*REQUEST*.
Your task is to copy each line that has the word "this".
=== TASK DATA ===
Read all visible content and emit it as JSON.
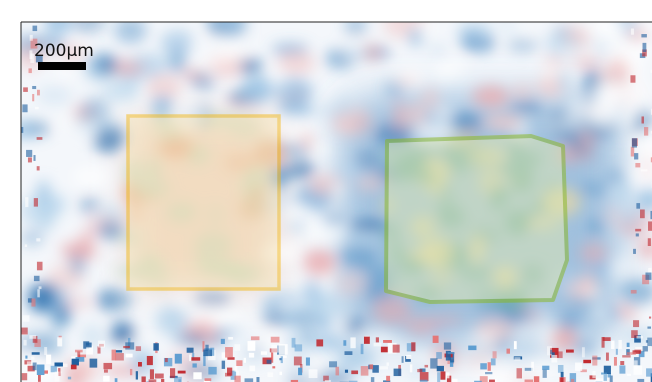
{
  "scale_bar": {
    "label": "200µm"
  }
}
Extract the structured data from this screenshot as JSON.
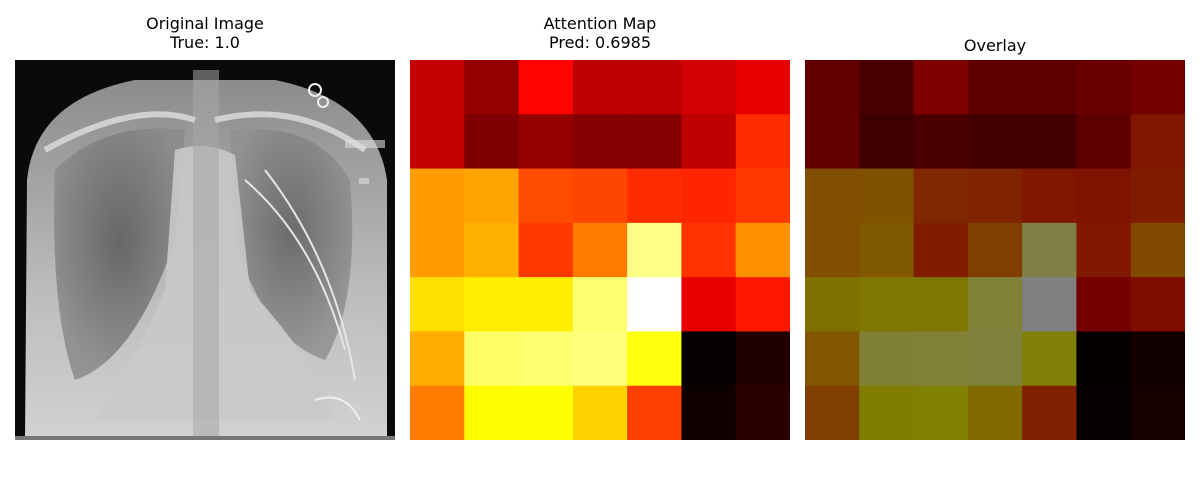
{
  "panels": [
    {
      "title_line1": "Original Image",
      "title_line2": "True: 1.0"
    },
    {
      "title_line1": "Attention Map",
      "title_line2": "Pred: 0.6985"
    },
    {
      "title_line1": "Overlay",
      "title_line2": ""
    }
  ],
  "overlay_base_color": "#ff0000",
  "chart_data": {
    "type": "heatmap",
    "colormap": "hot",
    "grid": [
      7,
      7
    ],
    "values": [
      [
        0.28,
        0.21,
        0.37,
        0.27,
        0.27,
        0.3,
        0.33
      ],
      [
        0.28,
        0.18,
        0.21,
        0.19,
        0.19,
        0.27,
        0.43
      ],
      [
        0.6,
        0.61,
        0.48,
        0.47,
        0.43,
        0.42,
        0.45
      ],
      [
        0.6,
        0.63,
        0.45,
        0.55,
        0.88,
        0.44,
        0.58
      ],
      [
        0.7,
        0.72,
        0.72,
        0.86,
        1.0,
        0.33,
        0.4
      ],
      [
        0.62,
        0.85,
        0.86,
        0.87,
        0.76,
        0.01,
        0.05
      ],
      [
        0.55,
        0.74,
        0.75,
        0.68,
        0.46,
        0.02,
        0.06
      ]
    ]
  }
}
===
=== TASK DATA ===
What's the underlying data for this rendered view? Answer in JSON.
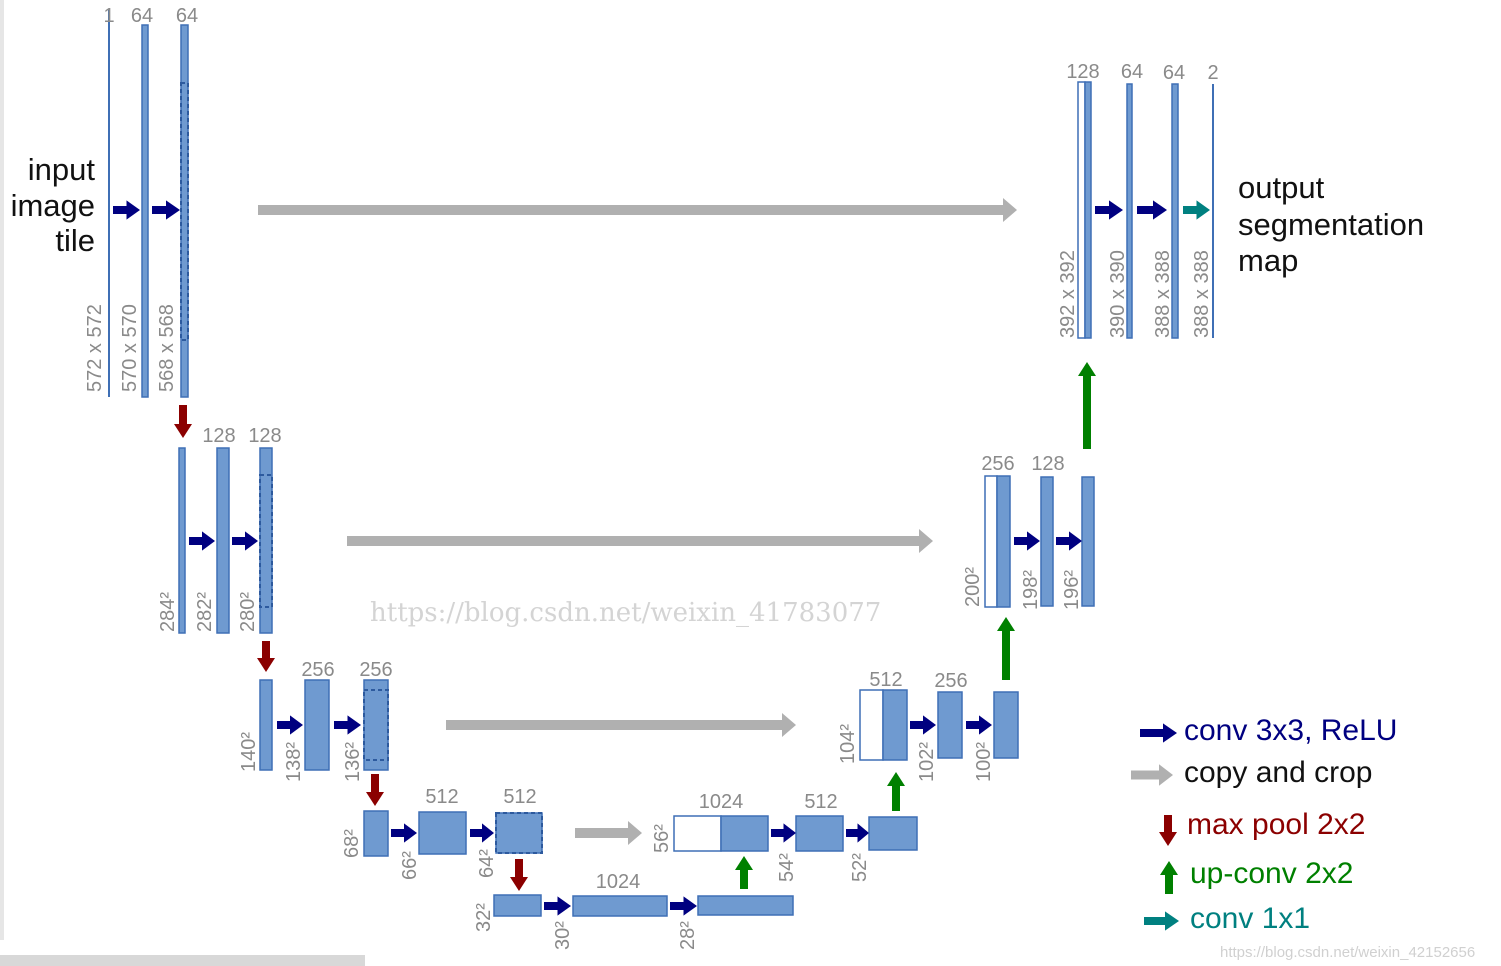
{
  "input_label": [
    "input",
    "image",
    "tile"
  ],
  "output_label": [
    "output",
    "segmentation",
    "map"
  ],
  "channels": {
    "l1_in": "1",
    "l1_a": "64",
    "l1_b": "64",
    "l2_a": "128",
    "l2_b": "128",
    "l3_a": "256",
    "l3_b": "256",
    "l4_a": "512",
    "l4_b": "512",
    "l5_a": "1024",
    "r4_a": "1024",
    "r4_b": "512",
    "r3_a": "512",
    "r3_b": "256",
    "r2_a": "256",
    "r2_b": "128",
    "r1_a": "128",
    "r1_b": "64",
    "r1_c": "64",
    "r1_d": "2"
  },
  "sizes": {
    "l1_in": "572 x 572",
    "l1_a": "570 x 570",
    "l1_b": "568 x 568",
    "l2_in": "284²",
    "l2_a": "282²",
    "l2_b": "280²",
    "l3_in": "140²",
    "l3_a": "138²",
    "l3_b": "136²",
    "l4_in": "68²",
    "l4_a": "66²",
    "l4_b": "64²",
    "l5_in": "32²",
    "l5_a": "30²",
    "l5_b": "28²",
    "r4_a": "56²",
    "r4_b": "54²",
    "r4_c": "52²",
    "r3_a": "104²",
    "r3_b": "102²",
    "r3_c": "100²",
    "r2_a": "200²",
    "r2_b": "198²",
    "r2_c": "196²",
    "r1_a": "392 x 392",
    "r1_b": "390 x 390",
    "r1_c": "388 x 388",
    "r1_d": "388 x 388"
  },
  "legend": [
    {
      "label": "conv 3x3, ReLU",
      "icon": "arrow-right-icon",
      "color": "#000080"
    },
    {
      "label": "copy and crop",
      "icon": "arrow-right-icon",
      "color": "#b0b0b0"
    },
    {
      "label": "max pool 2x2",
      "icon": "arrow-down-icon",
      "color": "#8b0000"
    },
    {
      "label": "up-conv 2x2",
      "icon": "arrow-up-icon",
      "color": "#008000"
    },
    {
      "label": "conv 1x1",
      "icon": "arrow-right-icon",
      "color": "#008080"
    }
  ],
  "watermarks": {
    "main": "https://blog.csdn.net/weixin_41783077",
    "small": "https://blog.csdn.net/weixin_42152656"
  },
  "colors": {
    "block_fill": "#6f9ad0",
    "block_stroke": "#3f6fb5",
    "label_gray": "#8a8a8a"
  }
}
===
*WRITTEN REPLY*.
Extract the structured data from this screenshot as JSON.
What's the underlying data for this rendered view? Answer in JSON.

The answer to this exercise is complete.